## Task to carry out
Using the material below, copy every line where "xlabel" appears.

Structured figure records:

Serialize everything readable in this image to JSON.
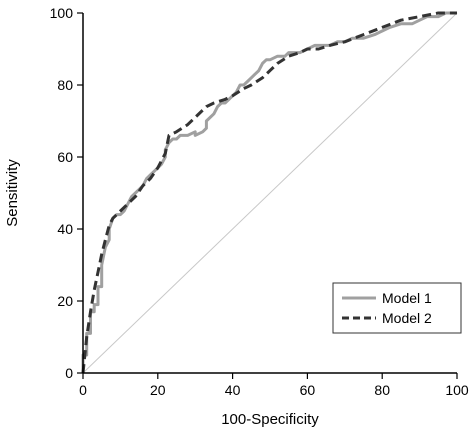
{
  "chart_data": {
    "type": "line",
    "title": "",
    "xlabel": "100-Specificity",
    "ylabel": "Sensitivity",
    "xlim": [
      0,
      100
    ],
    "ylim": [
      0,
      100
    ],
    "x_ticks": [
      0,
      20,
      40,
      60,
      80,
      100
    ],
    "y_ticks": [
      0,
      20,
      40,
      60,
      80,
      100
    ],
    "x_tick_labels": [
      "0",
      "20",
      "40",
      "60",
      "80",
      "100"
    ],
    "y_tick_labels": [
      "0",
      "20",
      "40",
      "60",
      "80",
      "100"
    ],
    "grid": false,
    "legend_position": "bottom-right",
    "reference_line": {
      "x": [
        0,
        100
      ],
      "y": [
        0,
        100
      ],
      "color": "#c8c8c8"
    },
    "series": [
      {
        "name": "Model 1",
        "style": "solid",
        "color": "#a0a0a0",
        "x": [
          0,
          0,
          1,
          1,
          2,
          2,
          3,
          3,
          4,
          4,
          5,
          5,
          6,
          7,
          7,
          8,
          9,
          10,
          11,
          12,
          13,
          14,
          15,
          16,
          17,
          18,
          19,
          20,
          21,
          22,
          22,
          23,
          24,
          25,
          26,
          28,
          30,
          30,
          32,
          33,
          33,
          35,
          36,
          37,
          38,
          39,
          40,
          41,
          42,
          43,
          44,
          45,
          46,
          47,
          48,
          49,
          50,
          52,
          54,
          55,
          56,
          58,
          60,
          62,
          64,
          66,
          68,
          70,
          72,
          75,
          78,
          80,
          82,
          85,
          87,
          88,
          90,
          92,
          95,
          97,
          100
        ],
        "y": [
          0,
          5,
          5,
          11,
          11,
          17,
          17,
          19,
          19,
          24,
          24,
          30,
          35,
          37,
          40,
          43,
          44,
          44,
          45,
          47,
          49,
          50,
          51,
          52,
          54,
          55,
          56,
          57,
          58,
          60,
          62,
          64,
          65,
          65,
          66,
          66,
          67,
          66,
          67,
          68,
          70,
          72,
          74,
          75,
          75,
          76,
          77,
          78,
          80,
          80,
          81,
          82,
          83,
          84,
          86,
          87,
          87,
          88,
          88,
          89,
          89,
          89,
          90,
          91,
          91,
          91,
          92,
          92,
          93,
          93,
          94,
          95,
          96,
          97,
          97,
          97,
          98,
          99,
          99,
          100,
          100
        ]
      },
      {
        "name": "Model 2",
        "style": "dashed",
        "color": "#333333",
        "x": [
          0,
          1,
          2,
          3,
          4,
          5,
          6,
          7,
          8,
          9,
          10,
          12,
          14,
          16,
          18,
          20,
          22,
          23,
          25,
          28,
          30,
          33,
          35,
          38,
          40,
          43,
          45,
          48,
          50,
          52,
          55,
          58,
          60,
          63,
          66,
          70,
          75,
          80,
          85,
          90,
          95,
          100
        ],
        "y": [
          0,
          10,
          17,
          23,
          28,
          33,
          37,
          41,
          43,
          44,
          45,
          47,
          49,
          52,
          54,
          57,
          61,
          66,
          67,
          69,
          71,
          74,
          75,
          76,
          77,
          79,
          80,
          82,
          84,
          86,
          88,
          89,
          90,
          90,
          91,
          92,
          94,
          96,
          98,
          99,
          100,
          100
        ]
      }
    ]
  }
}
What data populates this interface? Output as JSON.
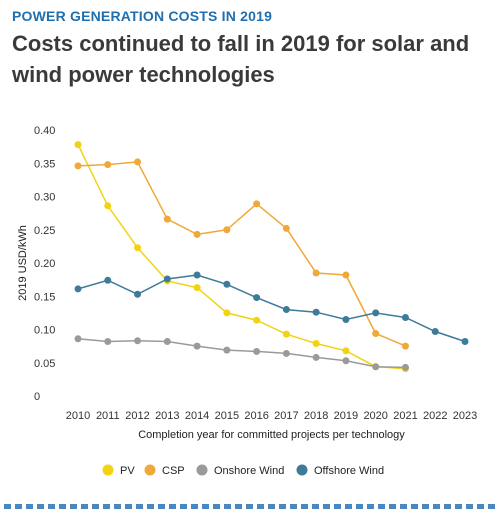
{
  "header": {
    "kicker": "POWER GENERATION COSTS IN 2019",
    "headline": "Costs continued to fall in 2019 for solar and wind power technologies"
  },
  "chart_data": {
    "type": "line",
    "xlabel": "Completion year for committed projects per technology",
    "ylabel": "2019 USD/kWh",
    "ylim": [
      0,
      0.4
    ],
    "yticks": [
      "0",
      "0.05",
      "0.10",
      "0.15",
      "0.20",
      "0.25",
      "0.30",
      "0.35",
      "0.40"
    ],
    "ytick_values": [
      0,
      0.05,
      0.1,
      0.15,
      0.2,
      0.25,
      0.3,
      0.35,
      0.4
    ],
    "x": [
      2010,
      2011,
      2012,
      2013,
      2014,
      2015,
      2016,
      2017,
      2018,
      2019,
      2020,
      2021,
      2022,
      2023
    ],
    "grid": false,
    "legend_position": "bottom",
    "series": [
      {
        "name": "PV",
        "color": "#f2d313",
        "x": [
          2010,
          2011,
          2012,
          2013,
          2014,
          2015,
          2016,
          2017,
          2018,
          2019,
          2020,
          2021
        ],
        "values": [
          0.378,
          0.286,
          0.223,
          0.173,
          0.163,
          0.125,
          0.114,
          0.093,
          0.079,
          0.068,
          0.044,
          0.041
        ]
      },
      {
        "name": "CSP",
        "color": "#f0a838",
        "x": [
          2010,
          2011,
          2012,
          2013,
          2014,
          2015,
          2016,
          2017,
          2018,
          2019,
          2020,
          2021
        ],
        "values": [
          0.346,
          0.348,
          0.352,
          0.266,
          0.243,
          0.25,
          0.289,
          0.252,
          0.185,
          0.182,
          0.094,
          0.075
        ]
      },
      {
        "name": "Onshore Wind",
        "color": "#9a9a9a",
        "x": [
          2010,
          2011,
          2012,
          2013,
          2014,
          2015,
          2016,
          2017,
          2018,
          2019,
          2020,
          2021
        ],
        "values": [
          0.086,
          0.082,
          0.083,
          0.082,
          0.075,
          0.069,
          0.067,
          0.064,
          0.058,
          0.053,
          0.044,
          0.043
        ]
      },
      {
        "name": "Offshore Wind",
        "color": "#3d7b98",
        "x": [
          2010,
          2011,
          2012,
          2013,
          2014,
          2015,
          2016,
          2017,
          2018,
          2019,
          2020,
          2021,
          2022,
          2023
        ],
        "values": [
          0.161,
          0.174,
          0.153,
          0.176,
          0.182,
          0.168,
          0.148,
          0.13,
          0.126,
          0.115,
          0.125,
          0.118,
          0.097,
          0.082
        ]
      }
    ]
  }
}
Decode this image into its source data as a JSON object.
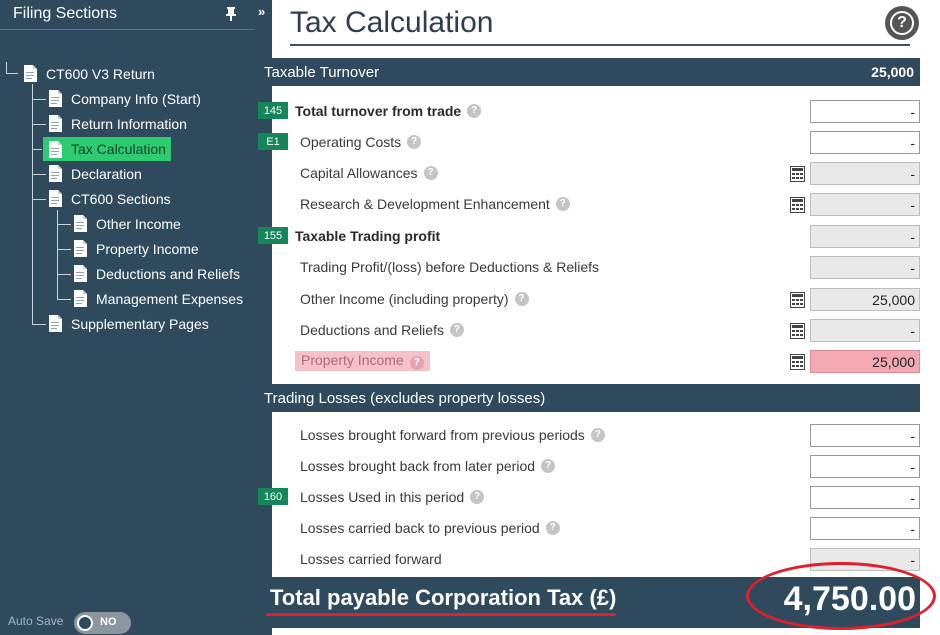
{
  "sidebar": {
    "title": "Filing Sections",
    "tree": {
      "root": "CT600 V3 Return",
      "items": [
        {
          "label": "Company Info (Start)"
        },
        {
          "label": "Return Information"
        },
        {
          "label": "Tax Calculation",
          "active": true
        },
        {
          "label": "Declaration"
        },
        {
          "label": "CT600 Sections"
        },
        {
          "label": "Other Income"
        },
        {
          "label": "Property Income"
        },
        {
          "label": "Deductions and Reliefs"
        },
        {
          "label": "Management Expenses"
        },
        {
          "label": "Supplementary Pages"
        }
      ]
    },
    "autosave": {
      "label": "Auto Save",
      "state": "NO"
    }
  },
  "collapse_glyph": "»",
  "page": {
    "title": "Tax Calculation",
    "help_glyph": "?"
  },
  "sections": {
    "turnover": {
      "title": "Taxable Turnover",
      "value": "25,000",
      "rows": [
        {
          "badge": "145",
          "label": "Total turnover from trade",
          "value": "-"
        },
        {
          "badge": "E1",
          "label": "Operating Costs",
          "value": "-"
        },
        {
          "label": "Capital Allowances",
          "value": "-"
        },
        {
          "label": "Research & Development Enhancement",
          "value": "-"
        },
        {
          "badge": "155",
          "label": "Taxable Trading profit",
          "value": "-"
        },
        {
          "label": "Trading Profit/(loss) before Deductions & Reliefs",
          "value": "-"
        },
        {
          "label": "Other Income (including property)",
          "value": "25,000"
        },
        {
          "label": "Deductions and Reliefs",
          "value": "-"
        },
        {
          "label": "Property Income",
          "value": "25,000"
        }
      ]
    },
    "losses": {
      "title": "Trading Losses (excludes property losses)",
      "rows": [
        {
          "label": "Losses brought forward from previous periods",
          "value": "-"
        },
        {
          "label": "Losses brought back from later period",
          "value": "-"
        },
        {
          "badge": "160",
          "label": "Losses Used in this period",
          "value": "-"
        },
        {
          "label": "Losses carried back to previous period",
          "value": "-"
        },
        {
          "label": "Losses carried forward",
          "value": "-"
        }
      ]
    }
  },
  "total": {
    "label": "Total payable Corporation Tax (£)",
    "value": "4,750.00"
  },
  "colors": {
    "sidebar_bg": "#2f4a5d",
    "active_item": "#2ecc71",
    "badge": "#15855a",
    "highlight_pink": "#f4a8b2",
    "annotation_red": "#e0202a"
  }
}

## Exercise answer
    "xlabel": "100-Specificity",
    "xlabel": "Completion year for committed projects per technology",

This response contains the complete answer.